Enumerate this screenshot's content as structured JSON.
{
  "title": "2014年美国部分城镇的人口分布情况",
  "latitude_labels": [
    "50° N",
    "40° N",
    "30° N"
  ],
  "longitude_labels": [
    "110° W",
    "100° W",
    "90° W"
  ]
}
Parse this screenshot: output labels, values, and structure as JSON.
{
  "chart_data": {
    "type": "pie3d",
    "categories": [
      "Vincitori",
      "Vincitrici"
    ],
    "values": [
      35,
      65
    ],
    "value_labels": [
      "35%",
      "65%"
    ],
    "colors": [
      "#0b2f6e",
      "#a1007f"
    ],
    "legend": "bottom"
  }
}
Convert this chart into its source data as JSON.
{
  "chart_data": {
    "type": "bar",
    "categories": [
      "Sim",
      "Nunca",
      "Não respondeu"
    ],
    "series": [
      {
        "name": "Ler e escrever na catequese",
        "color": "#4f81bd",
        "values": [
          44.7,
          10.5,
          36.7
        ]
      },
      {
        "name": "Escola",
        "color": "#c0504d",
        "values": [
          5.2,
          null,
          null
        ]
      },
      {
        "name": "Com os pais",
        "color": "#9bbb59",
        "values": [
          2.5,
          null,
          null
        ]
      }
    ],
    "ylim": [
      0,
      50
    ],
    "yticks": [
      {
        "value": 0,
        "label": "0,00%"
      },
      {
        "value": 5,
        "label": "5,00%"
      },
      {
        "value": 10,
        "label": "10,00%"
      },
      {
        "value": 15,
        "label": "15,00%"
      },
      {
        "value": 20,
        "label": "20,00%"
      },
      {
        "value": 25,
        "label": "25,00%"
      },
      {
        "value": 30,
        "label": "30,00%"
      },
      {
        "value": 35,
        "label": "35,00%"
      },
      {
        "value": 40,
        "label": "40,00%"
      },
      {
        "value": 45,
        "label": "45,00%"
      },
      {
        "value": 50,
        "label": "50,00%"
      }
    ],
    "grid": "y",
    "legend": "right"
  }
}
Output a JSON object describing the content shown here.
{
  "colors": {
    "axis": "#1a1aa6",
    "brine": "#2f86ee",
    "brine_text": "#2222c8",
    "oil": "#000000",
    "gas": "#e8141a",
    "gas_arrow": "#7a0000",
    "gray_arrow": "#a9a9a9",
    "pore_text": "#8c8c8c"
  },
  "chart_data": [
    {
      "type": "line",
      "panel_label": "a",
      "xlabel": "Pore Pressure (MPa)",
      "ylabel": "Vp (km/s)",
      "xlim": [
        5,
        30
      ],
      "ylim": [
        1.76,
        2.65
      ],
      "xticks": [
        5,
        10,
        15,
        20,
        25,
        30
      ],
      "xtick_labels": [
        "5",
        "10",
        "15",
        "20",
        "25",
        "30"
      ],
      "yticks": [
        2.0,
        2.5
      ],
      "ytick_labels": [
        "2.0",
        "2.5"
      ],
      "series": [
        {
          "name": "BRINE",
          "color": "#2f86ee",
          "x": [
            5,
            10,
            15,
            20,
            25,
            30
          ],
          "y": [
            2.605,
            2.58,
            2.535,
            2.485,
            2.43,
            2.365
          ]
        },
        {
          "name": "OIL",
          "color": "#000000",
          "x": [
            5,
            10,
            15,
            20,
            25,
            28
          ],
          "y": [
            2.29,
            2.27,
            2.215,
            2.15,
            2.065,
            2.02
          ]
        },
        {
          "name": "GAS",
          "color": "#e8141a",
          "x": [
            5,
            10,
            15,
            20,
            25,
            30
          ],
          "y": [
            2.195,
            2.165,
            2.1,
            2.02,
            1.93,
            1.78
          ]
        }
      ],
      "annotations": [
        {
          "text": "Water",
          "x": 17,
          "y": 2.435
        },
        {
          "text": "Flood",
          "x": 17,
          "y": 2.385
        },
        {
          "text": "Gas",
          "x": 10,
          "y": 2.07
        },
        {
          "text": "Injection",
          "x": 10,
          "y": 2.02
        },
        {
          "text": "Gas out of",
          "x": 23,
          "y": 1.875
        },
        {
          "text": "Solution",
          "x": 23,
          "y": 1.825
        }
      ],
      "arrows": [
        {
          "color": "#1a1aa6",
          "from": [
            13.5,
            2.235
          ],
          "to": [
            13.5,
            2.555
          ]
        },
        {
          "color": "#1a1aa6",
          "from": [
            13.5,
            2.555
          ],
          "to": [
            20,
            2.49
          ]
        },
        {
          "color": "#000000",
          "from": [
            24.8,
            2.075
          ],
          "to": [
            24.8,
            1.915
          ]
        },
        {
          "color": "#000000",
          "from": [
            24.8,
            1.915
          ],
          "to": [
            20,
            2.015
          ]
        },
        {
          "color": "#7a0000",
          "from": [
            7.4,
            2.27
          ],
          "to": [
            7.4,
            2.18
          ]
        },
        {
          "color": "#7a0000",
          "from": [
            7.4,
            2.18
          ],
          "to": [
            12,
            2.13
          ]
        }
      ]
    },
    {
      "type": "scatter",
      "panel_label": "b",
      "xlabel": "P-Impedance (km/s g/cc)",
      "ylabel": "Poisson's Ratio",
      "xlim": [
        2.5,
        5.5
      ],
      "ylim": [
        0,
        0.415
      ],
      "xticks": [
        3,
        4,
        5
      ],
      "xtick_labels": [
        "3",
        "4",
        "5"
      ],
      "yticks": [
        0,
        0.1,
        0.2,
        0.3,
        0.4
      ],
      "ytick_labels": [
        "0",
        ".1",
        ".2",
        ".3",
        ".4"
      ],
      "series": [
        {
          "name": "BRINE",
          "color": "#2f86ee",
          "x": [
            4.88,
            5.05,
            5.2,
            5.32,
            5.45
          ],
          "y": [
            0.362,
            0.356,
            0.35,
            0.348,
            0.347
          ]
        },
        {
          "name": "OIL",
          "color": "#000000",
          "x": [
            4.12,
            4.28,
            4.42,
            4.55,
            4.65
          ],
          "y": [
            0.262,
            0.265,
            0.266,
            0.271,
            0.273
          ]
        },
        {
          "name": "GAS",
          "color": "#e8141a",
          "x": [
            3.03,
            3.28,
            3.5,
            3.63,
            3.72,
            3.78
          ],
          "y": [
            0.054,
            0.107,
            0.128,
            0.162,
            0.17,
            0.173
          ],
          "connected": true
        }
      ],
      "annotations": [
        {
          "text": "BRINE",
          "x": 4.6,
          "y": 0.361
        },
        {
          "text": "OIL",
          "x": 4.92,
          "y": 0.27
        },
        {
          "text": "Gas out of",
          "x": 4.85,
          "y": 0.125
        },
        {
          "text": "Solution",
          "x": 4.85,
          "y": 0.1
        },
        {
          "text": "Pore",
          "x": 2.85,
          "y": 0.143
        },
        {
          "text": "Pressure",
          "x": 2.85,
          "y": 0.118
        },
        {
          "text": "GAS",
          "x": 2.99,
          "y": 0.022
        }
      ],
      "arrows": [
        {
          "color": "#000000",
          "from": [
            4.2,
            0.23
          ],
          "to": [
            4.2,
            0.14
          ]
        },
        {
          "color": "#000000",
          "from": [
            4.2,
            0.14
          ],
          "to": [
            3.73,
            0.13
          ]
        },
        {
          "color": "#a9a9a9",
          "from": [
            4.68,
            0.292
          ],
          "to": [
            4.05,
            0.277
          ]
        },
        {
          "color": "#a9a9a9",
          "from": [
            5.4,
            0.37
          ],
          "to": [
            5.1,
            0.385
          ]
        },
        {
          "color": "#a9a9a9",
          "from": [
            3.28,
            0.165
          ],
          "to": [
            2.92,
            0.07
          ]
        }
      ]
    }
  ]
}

__________

- _WHAT IS EXPECTED_: Gather up every line in the data above that contains the word "type", copying each one.

- _SOLUTION FOR THIS TASK_:
    "type": "pie3d",
    "type": "bar",
      "type": "line",
      "type": "scatter",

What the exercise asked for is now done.